Your assignment -
Each line of the material that includes the string "this" counts once; report the total and nothing further.

Information provided -

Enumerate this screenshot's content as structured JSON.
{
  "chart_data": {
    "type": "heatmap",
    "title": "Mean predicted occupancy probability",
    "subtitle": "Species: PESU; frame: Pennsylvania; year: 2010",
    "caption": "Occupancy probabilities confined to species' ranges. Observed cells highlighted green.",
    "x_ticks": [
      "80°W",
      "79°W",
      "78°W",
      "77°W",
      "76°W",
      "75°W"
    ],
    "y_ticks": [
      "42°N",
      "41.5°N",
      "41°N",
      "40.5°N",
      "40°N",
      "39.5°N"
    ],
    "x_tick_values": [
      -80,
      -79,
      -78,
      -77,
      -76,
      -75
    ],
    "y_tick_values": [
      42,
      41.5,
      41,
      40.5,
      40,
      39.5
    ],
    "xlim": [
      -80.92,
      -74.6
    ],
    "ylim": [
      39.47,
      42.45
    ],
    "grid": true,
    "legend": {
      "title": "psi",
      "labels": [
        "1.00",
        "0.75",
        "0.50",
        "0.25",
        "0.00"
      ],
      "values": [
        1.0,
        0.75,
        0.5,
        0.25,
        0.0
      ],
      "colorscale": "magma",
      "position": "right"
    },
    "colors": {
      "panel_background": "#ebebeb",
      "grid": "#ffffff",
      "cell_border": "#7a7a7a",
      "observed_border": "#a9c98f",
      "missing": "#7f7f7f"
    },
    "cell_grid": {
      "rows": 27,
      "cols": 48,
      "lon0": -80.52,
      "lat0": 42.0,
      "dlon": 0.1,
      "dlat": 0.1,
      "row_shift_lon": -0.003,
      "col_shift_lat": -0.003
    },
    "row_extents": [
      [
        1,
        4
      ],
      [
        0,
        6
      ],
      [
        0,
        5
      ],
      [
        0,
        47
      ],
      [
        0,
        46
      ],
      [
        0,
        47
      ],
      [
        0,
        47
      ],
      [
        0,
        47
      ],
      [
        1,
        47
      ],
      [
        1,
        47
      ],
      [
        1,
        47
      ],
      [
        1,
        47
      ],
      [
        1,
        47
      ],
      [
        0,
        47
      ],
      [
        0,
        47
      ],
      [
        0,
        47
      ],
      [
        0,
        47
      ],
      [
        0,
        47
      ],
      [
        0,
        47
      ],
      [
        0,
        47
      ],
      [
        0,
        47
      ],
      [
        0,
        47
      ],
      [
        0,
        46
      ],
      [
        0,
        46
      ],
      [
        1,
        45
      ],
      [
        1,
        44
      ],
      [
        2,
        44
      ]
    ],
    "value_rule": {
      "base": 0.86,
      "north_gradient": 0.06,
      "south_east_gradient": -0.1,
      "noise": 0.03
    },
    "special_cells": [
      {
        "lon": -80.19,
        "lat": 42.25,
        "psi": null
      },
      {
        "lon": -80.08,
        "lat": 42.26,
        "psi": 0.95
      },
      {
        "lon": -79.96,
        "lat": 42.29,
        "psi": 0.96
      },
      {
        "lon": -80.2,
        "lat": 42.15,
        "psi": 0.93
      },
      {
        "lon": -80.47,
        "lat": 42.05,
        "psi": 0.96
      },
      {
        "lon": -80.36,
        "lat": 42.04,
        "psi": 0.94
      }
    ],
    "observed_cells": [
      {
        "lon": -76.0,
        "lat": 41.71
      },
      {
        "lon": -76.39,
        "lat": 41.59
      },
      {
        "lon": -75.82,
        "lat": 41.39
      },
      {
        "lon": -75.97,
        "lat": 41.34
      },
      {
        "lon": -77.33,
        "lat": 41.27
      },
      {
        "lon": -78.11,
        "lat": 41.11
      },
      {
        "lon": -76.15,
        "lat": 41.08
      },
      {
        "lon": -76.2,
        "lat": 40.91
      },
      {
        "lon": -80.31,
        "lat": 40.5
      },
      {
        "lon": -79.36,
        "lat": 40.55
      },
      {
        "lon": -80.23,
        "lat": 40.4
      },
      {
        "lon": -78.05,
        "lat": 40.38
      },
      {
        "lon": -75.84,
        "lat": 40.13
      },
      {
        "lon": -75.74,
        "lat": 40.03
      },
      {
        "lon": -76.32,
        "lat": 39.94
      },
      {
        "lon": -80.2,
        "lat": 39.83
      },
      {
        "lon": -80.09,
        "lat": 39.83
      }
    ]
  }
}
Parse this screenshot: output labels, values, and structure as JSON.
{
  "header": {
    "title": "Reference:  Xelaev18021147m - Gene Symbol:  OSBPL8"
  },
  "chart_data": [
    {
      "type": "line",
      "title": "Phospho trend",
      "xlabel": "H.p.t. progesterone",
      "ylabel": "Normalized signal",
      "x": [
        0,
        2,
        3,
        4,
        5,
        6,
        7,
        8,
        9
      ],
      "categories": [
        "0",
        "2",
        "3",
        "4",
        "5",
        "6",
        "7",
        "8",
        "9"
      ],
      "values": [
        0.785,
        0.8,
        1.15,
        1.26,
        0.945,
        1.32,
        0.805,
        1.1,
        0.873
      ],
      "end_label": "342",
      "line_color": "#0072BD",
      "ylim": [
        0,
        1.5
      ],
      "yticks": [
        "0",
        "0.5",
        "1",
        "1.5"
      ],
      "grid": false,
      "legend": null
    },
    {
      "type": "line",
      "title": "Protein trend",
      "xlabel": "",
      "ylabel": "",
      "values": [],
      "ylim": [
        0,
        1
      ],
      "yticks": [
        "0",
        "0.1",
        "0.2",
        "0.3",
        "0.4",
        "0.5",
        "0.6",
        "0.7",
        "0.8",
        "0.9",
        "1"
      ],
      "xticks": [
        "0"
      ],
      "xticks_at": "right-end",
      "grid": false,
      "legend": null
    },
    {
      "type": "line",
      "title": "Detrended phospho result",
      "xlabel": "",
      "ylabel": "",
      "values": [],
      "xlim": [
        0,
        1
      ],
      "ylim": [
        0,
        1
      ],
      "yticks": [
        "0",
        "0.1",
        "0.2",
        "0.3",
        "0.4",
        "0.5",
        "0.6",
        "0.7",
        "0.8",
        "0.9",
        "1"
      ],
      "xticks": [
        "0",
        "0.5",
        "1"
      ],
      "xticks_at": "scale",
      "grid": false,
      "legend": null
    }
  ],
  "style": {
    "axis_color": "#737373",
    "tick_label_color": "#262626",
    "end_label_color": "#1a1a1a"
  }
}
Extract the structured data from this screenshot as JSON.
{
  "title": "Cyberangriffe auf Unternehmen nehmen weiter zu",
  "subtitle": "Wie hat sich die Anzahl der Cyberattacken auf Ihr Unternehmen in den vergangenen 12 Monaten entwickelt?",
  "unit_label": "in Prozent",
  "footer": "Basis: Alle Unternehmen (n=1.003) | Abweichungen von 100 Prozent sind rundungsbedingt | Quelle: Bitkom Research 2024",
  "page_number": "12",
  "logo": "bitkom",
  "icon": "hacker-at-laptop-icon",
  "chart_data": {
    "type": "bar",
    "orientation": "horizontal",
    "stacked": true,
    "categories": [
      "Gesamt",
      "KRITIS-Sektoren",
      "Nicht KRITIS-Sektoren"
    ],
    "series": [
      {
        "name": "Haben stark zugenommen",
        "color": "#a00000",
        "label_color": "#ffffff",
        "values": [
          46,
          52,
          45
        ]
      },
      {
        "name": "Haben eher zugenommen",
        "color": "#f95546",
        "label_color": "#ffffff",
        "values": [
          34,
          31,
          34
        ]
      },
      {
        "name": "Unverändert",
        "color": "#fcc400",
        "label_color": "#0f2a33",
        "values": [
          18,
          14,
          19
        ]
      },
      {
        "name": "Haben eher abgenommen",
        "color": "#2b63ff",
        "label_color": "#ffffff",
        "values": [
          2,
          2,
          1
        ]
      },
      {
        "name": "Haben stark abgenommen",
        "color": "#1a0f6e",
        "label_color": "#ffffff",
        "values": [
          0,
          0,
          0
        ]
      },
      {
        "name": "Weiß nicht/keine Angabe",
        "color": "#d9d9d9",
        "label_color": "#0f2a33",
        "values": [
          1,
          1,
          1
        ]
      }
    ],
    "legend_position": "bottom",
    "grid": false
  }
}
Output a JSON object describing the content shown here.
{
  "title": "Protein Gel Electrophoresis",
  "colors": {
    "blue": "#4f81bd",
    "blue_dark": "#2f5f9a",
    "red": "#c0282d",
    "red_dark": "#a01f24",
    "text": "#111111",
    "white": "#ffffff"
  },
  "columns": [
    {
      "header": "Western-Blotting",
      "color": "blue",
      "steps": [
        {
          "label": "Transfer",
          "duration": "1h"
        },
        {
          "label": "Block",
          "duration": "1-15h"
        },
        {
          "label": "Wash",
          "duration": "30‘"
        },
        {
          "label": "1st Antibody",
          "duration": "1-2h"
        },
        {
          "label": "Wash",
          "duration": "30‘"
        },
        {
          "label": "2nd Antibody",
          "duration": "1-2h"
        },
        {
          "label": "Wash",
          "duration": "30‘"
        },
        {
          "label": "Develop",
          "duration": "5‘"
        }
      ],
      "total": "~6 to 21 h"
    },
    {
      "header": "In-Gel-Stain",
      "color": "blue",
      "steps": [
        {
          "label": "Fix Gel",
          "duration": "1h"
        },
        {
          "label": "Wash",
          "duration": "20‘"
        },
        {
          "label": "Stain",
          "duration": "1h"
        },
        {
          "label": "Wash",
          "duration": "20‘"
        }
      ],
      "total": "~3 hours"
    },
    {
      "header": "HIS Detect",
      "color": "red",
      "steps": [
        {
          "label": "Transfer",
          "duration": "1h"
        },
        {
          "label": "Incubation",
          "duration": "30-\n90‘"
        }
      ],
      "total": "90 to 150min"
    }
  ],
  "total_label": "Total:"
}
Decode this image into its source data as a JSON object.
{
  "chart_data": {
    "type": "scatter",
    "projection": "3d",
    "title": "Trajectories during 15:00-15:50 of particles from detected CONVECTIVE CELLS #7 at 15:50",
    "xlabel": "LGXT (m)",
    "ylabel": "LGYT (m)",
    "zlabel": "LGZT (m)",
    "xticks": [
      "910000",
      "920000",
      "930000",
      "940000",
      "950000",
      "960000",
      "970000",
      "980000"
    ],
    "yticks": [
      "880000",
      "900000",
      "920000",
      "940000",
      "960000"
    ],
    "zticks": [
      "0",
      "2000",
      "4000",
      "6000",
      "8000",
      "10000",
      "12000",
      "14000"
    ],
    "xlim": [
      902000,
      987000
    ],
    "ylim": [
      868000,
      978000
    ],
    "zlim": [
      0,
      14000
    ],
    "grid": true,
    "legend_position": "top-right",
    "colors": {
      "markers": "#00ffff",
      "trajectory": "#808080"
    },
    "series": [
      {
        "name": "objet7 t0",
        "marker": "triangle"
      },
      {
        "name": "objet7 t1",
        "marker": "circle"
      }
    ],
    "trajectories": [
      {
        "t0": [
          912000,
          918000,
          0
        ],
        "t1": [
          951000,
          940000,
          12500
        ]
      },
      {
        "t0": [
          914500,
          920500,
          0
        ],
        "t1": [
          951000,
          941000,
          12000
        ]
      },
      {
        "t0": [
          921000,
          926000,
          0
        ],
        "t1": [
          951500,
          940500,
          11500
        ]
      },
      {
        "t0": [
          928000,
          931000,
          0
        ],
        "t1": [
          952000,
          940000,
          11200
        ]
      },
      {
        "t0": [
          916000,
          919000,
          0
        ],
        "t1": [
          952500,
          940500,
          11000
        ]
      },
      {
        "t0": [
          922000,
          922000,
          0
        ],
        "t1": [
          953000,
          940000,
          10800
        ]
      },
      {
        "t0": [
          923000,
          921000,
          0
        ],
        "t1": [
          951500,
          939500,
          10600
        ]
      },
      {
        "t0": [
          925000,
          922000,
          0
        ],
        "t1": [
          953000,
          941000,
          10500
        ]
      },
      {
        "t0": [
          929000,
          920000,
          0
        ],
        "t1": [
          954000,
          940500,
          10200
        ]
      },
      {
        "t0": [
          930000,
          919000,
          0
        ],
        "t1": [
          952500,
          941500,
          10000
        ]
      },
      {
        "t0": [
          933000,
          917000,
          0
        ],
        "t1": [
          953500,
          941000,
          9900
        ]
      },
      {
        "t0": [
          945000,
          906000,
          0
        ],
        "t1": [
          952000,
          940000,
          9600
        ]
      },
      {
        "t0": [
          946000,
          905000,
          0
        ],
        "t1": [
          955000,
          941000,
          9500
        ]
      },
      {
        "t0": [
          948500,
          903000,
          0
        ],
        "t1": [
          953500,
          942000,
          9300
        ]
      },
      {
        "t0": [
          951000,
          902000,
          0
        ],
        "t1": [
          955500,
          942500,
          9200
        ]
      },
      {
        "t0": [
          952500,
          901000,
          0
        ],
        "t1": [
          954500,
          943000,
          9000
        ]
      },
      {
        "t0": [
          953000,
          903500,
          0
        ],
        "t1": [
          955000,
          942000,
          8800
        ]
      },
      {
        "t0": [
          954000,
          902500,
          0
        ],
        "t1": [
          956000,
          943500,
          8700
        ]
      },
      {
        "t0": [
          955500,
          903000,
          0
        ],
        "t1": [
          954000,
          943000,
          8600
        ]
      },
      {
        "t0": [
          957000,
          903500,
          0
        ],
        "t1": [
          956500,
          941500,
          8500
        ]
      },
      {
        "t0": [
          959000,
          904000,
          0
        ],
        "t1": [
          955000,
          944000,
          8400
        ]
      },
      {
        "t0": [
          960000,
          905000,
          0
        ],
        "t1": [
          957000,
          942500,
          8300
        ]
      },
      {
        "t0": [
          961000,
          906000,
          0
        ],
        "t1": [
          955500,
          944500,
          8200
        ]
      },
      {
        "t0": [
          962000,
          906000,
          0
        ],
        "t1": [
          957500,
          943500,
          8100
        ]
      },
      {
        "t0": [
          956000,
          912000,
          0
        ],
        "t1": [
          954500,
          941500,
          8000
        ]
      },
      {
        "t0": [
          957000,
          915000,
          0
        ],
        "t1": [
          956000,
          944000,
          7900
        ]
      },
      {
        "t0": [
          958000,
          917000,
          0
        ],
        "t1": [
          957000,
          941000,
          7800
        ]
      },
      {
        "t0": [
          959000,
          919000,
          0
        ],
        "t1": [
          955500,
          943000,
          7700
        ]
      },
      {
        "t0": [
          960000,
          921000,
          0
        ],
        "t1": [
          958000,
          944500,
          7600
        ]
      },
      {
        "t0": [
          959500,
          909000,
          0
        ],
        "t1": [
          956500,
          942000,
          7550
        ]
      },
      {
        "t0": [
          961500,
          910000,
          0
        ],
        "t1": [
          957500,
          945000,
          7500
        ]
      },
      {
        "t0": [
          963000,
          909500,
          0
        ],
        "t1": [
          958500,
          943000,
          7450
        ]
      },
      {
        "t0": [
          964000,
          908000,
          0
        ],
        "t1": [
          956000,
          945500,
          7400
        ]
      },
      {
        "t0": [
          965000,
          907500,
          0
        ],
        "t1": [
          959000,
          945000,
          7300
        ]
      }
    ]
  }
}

Expected output -
4